#### [DO THIS]
Images are excluded; otherwise, output every record exactly.
[start]
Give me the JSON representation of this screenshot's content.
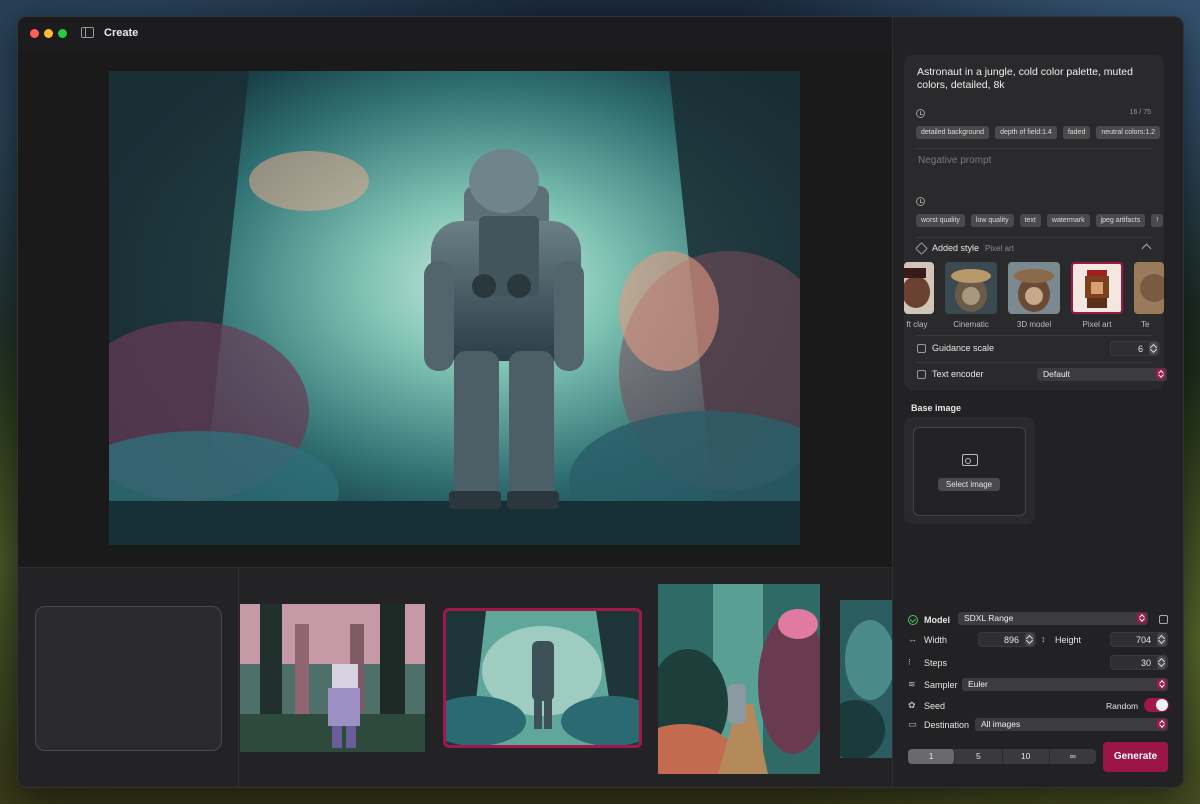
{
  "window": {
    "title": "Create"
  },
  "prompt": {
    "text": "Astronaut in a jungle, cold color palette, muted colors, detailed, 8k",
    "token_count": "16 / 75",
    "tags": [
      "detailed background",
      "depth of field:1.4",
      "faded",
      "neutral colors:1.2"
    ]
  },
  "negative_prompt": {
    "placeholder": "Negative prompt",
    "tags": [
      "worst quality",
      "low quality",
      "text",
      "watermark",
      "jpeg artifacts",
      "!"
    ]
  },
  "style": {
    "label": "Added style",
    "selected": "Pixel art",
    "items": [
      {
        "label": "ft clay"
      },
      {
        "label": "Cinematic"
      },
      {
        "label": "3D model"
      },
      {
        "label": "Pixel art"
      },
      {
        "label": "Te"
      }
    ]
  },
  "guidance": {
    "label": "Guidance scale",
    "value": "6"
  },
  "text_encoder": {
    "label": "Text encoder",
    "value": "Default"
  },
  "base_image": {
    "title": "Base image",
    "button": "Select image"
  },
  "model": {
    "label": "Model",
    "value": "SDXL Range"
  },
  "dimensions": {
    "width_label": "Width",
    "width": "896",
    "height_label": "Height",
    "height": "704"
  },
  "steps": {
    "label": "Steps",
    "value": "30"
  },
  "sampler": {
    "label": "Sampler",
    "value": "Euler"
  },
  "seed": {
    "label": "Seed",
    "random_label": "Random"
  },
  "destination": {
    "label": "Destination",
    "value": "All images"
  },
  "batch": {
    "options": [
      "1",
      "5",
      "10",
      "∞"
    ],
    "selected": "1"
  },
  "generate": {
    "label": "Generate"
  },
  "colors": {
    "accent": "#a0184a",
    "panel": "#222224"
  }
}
[end]
#### [RESPONSE TO THE EXERCISE]
Give me the JSON representation of this screenshot's content.
{
  "window": {
    "title": "Create"
  },
  "prompt": {
    "text": "Astronaut in a jungle, cold color palette, muted colors, detailed, 8k",
    "token_count": "16 / 75",
    "tags": [
      "detailed background",
      "depth of field:1.4",
      "faded",
      "neutral colors:1.2"
    ]
  },
  "negative_prompt": {
    "placeholder": "Negative prompt",
    "tags": [
      "worst quality",
      "low quality",
      "text",
      "watermark",
      "jpeg artifacts",
      "!"
    ]
  },
  "style": {
    "label": "Added style",
    "selected": "Pixel art",
    "items": [
      {
        "label": "ft clay"
      },
      {
        "label": "Cinematic"
      },
      {
        "label": "3D model"
      },
      {
        "label": "Pixel art"
      },
      {
        "label": "Te"
      }
    ]
  },
  "guidance": {
    "label": "Guidance scale",
    "value": "6"
  },
  "text_encoder": {
    "label": "Text encoder",
    "value": "Default"
  },
  "base_image": {
    "title": "Base image",
    "button": "Select image"
  },
  "model": {
    "label": "Model",
    "value": "SDXL Range"
  },
  "dimensions": {
    "width_label": "Width",
    "width": "896",
    "height_label": "Height",
    "height": "704"
  },
  "steps": {
    "label": "Steps",
    "value": "30"
  },
  "sampler": {
    "label": "Sampler",
    "value": "Euler"
  },
  "seed": {
    "label": "Seed",
    "random_label": "Random"
  },
  "destination": {
    "label": "Destination",
    "value": "All images"
  },
  "batch": {
    "options": [
      "1",
      "5",
      "10",
      "∞"
    ],
    "selected": "1"
  },
  "generate": {
    "label": "Generate"
  },
  "colors": {
    "accent": "#a0184a",
    "panel": "#222224"
  }
}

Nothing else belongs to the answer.